** Directions for this task **
Select all lines with the string "Show" in them, and copy those lines.

+++

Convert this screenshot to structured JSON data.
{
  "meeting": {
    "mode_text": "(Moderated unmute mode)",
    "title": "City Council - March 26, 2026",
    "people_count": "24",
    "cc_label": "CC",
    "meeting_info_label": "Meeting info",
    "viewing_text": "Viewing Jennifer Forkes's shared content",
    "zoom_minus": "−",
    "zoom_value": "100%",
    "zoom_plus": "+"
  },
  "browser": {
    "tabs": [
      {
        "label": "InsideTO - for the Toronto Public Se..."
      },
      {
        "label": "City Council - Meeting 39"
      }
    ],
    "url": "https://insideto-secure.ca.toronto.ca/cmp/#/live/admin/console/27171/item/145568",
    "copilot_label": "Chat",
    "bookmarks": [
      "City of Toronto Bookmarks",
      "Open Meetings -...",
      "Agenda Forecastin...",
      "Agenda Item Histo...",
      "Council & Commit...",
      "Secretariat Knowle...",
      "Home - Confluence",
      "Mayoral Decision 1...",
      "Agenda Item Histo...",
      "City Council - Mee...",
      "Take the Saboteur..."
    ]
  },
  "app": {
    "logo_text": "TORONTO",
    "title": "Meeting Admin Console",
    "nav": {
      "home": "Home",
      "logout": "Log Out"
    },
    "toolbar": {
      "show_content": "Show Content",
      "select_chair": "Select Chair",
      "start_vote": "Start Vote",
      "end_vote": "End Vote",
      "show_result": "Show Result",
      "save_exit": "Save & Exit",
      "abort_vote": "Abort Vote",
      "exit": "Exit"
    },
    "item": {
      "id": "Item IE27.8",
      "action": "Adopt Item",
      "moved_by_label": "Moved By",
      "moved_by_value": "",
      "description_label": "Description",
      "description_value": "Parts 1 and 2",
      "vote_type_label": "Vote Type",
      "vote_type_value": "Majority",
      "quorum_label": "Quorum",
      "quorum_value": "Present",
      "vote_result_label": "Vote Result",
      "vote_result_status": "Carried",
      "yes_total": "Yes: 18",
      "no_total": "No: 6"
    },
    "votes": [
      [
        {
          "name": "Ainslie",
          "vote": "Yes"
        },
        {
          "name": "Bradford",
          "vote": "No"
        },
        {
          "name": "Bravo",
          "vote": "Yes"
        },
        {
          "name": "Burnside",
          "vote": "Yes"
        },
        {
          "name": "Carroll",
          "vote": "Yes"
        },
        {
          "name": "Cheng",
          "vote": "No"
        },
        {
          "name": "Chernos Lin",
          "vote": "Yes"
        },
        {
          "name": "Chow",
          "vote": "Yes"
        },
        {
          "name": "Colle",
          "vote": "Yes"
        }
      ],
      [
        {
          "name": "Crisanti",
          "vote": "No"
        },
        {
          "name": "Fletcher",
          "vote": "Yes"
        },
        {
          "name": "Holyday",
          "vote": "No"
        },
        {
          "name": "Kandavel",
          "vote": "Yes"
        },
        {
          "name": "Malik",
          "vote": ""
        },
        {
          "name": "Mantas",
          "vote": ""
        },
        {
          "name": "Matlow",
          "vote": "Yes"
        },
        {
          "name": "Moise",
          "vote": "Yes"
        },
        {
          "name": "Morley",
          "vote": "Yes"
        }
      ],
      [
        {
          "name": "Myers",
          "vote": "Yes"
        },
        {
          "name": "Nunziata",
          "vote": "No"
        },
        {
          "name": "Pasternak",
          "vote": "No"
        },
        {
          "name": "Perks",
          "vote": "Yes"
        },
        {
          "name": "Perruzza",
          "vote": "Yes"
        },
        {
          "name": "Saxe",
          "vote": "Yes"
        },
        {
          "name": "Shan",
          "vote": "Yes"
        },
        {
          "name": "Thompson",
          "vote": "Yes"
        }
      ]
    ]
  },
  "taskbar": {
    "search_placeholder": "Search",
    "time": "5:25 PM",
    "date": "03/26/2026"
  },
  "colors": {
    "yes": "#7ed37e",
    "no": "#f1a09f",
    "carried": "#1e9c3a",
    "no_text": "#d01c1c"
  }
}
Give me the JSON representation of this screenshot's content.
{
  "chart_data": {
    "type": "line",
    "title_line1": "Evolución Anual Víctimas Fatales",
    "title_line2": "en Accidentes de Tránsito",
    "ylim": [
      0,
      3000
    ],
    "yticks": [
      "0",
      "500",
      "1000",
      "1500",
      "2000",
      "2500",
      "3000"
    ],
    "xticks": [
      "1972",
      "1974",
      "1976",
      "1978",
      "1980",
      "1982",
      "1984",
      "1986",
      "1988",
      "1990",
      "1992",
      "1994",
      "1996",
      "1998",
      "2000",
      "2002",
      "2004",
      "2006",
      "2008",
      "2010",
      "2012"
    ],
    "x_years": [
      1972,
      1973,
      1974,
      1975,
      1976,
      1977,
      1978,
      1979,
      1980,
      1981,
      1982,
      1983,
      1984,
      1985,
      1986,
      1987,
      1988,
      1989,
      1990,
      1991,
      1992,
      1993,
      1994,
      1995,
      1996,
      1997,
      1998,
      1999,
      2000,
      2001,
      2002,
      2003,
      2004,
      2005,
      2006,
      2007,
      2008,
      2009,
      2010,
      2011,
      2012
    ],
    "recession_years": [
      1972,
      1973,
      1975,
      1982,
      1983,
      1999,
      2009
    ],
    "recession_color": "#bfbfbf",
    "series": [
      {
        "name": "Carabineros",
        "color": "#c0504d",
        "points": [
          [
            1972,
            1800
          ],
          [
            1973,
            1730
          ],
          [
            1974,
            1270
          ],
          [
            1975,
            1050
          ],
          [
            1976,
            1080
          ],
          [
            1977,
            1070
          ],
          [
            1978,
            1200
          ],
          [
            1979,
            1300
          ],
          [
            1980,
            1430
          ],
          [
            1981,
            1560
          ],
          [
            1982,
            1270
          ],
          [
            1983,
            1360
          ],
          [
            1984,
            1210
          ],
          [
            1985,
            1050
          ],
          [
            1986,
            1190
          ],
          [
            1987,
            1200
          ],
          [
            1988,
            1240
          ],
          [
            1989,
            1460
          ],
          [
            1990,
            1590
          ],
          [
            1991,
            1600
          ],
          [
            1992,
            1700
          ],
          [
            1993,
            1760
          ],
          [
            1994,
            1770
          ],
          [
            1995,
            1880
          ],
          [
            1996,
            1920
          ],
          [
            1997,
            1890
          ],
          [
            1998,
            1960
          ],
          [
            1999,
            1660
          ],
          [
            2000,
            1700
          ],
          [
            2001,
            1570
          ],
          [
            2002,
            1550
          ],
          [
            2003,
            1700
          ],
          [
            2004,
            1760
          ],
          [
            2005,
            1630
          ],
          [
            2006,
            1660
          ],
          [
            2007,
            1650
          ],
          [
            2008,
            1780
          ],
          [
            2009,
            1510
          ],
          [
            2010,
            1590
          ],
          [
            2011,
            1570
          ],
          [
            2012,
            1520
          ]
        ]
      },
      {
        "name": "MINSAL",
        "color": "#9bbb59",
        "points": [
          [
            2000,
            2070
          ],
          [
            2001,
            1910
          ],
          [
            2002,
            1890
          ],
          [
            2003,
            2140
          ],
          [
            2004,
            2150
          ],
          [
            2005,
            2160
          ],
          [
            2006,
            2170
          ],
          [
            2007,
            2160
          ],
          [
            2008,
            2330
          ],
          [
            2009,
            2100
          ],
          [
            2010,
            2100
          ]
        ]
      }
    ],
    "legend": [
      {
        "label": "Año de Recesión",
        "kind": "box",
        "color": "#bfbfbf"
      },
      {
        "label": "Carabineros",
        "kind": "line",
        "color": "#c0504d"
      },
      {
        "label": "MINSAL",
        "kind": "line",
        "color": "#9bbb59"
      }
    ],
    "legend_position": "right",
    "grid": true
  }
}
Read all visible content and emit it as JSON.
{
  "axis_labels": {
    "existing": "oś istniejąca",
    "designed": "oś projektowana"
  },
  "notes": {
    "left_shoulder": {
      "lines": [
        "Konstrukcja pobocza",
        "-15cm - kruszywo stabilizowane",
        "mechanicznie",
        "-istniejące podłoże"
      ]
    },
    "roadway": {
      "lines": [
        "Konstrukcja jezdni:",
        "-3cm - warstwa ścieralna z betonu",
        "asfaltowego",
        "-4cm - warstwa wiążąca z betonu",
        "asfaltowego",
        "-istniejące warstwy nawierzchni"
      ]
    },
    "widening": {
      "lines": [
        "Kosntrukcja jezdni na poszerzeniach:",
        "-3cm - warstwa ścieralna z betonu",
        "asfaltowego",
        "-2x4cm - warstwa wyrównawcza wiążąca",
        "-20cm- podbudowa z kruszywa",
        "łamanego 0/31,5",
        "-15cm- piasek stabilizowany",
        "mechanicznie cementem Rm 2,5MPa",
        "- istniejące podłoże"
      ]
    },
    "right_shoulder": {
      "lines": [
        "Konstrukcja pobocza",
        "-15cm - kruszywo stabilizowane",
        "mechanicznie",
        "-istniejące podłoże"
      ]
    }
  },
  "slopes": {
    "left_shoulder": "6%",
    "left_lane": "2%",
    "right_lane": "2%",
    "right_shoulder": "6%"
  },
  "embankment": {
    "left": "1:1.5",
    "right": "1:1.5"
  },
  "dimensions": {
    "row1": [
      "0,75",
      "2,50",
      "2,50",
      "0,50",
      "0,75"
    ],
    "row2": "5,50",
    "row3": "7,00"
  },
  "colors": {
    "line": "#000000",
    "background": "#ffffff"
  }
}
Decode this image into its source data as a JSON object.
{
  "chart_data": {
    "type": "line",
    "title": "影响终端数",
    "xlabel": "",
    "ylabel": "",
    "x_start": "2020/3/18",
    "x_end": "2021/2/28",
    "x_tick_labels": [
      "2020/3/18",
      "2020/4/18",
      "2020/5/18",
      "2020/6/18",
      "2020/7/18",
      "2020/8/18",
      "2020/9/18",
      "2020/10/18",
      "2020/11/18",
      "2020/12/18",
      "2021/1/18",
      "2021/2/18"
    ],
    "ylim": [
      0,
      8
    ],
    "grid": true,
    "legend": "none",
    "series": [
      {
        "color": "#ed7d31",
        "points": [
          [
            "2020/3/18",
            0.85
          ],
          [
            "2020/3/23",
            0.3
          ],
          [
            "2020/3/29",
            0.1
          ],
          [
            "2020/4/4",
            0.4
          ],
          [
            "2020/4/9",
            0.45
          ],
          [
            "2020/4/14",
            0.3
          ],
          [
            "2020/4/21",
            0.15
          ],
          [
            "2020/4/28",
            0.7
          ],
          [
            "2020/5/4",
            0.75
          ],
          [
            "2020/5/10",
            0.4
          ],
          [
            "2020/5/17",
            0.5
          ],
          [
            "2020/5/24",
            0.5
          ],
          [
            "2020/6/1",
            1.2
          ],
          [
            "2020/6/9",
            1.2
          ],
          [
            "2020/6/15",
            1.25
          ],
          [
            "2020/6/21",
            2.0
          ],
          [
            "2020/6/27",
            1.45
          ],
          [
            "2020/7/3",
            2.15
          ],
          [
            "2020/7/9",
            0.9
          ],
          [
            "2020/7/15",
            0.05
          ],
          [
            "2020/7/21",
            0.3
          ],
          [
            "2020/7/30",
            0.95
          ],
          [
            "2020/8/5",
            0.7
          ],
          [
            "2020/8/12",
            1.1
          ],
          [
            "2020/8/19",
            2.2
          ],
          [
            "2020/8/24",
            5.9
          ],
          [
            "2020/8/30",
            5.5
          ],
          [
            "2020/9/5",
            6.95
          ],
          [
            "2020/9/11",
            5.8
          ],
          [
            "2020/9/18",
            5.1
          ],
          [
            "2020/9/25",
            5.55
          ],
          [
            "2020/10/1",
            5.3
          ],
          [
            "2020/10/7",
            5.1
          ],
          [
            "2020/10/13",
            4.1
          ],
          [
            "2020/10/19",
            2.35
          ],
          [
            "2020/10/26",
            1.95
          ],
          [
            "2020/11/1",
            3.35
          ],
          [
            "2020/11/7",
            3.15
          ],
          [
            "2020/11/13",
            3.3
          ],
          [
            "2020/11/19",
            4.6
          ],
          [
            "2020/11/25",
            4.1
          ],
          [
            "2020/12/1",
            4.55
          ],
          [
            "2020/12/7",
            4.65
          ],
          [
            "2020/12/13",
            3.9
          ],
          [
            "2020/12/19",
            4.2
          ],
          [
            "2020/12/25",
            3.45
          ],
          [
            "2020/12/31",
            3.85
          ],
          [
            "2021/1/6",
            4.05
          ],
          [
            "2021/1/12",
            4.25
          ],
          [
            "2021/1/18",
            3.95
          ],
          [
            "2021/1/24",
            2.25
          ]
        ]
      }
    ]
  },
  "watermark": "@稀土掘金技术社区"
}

+++

** Task response **
      "show_content": "Show Content",
      "show_result": "Show Result",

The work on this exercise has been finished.